Aim: Sift the listing for lines that hold the string "Provision" and pull them out.

Listed entries:
---
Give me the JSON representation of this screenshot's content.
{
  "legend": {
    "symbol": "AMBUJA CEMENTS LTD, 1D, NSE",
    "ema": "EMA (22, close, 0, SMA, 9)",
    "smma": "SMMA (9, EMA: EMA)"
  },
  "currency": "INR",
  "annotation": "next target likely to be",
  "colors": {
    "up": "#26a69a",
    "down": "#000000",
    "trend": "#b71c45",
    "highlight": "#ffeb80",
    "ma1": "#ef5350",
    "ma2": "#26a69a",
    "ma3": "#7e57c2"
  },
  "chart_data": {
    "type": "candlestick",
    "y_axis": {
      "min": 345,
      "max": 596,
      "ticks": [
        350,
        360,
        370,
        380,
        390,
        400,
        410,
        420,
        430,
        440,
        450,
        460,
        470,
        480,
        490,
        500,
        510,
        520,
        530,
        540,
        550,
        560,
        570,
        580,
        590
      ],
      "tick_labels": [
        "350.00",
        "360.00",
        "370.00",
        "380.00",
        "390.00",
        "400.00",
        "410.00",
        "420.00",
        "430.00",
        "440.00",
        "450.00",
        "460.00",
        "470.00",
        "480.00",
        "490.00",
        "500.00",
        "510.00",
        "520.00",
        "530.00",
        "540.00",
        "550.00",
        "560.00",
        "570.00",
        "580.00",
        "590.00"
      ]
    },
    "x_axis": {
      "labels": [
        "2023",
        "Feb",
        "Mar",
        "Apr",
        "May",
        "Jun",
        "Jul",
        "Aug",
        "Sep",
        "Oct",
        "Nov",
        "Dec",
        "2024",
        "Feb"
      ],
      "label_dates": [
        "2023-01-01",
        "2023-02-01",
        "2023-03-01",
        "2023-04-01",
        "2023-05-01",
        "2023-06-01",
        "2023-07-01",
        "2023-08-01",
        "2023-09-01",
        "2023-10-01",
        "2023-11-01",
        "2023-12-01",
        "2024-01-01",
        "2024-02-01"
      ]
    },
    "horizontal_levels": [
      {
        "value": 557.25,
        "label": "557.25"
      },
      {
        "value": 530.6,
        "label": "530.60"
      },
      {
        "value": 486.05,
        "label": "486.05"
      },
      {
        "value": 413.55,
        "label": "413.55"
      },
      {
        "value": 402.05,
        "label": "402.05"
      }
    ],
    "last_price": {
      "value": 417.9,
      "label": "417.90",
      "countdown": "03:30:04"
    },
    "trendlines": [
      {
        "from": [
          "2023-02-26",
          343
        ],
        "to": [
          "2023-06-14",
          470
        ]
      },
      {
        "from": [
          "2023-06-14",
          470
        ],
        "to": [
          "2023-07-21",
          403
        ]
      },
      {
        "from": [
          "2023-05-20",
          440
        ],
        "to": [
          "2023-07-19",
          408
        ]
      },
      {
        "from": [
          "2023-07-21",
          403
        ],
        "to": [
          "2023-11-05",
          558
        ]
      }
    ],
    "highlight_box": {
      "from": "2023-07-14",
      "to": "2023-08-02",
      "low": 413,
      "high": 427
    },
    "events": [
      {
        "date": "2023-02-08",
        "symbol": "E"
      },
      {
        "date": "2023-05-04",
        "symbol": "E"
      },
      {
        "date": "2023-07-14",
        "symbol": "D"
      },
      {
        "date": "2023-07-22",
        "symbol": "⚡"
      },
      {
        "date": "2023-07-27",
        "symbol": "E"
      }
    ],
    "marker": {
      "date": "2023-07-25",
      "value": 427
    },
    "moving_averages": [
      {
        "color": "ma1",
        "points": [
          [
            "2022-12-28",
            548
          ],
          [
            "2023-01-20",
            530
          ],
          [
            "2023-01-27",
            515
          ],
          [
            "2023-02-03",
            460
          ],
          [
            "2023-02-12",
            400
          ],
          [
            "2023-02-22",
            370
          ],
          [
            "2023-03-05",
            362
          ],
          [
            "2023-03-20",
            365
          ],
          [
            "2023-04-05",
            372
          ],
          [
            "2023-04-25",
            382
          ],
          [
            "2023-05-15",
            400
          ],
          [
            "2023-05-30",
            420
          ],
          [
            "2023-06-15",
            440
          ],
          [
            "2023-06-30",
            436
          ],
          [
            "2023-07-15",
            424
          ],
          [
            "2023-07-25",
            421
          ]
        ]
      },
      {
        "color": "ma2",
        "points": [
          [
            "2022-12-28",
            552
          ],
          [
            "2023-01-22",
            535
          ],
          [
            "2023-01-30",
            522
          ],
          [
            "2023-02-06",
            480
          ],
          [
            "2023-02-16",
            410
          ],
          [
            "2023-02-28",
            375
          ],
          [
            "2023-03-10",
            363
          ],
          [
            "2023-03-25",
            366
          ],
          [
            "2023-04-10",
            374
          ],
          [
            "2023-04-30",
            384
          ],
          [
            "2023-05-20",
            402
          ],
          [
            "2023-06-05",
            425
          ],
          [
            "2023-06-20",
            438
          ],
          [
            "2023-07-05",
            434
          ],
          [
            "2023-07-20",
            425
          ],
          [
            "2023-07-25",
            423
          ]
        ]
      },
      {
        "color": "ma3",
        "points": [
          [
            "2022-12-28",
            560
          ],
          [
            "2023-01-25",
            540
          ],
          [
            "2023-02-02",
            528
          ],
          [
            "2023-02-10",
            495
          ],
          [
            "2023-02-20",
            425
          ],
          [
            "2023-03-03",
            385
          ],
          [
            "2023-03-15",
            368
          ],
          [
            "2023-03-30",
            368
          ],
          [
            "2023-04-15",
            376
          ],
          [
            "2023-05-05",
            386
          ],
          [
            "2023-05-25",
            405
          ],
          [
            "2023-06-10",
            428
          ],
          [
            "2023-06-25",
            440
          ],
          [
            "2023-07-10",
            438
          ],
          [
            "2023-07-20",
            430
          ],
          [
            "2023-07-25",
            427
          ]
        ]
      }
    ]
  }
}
---
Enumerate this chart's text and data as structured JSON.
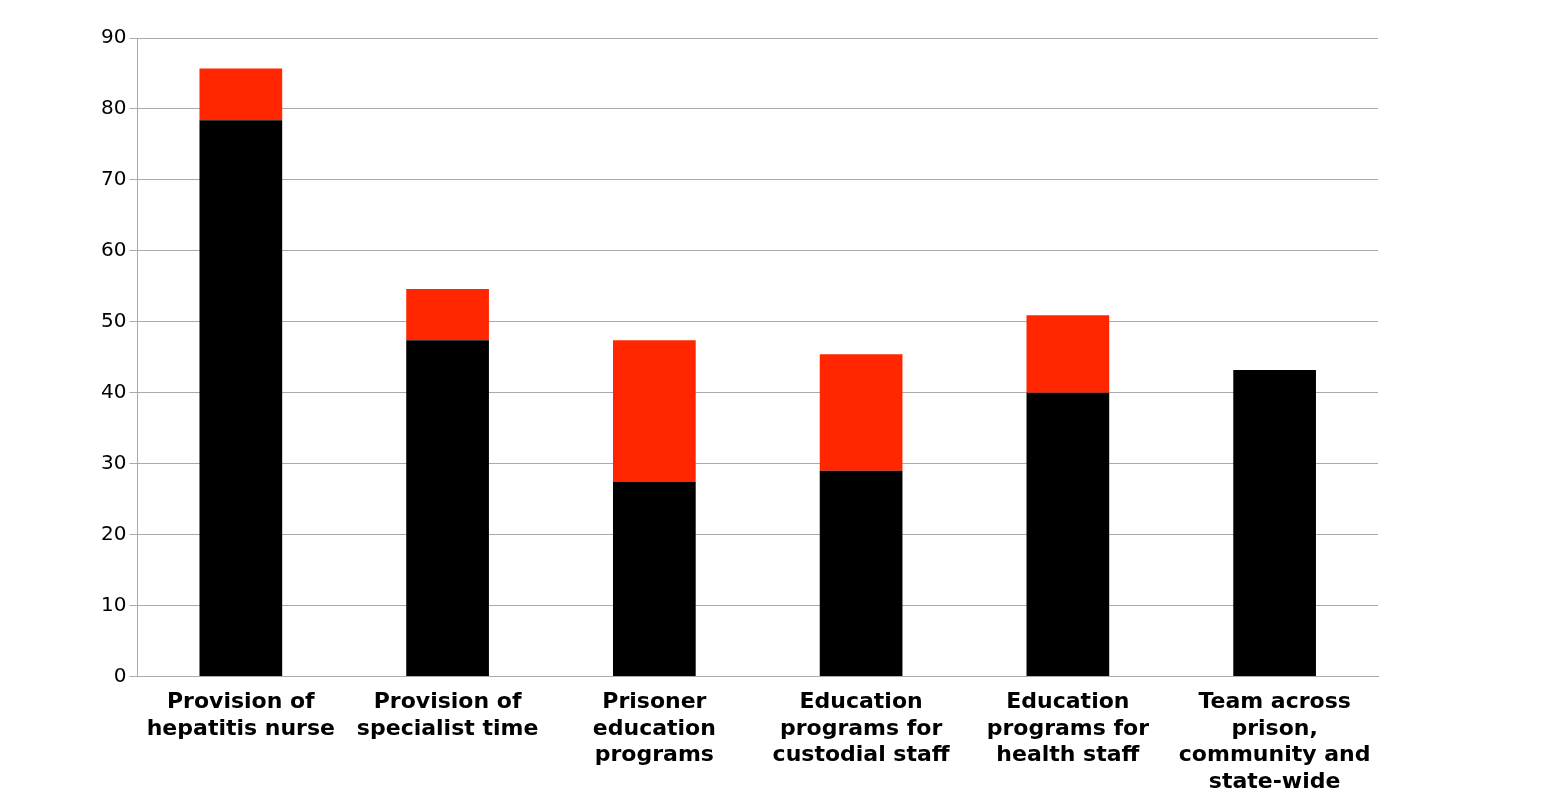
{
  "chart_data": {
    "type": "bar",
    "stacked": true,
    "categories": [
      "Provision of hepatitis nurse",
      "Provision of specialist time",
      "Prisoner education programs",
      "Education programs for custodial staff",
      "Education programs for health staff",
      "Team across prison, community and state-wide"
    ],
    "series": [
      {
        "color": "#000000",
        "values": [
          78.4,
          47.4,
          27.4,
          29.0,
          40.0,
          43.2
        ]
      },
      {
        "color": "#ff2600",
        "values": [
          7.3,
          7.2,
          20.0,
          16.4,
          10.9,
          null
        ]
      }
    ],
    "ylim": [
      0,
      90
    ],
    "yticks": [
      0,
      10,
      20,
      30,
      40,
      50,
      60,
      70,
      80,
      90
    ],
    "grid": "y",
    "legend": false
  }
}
---
Reply:
      "Provision of hepatitis nurse",
      "Provision of specialist time",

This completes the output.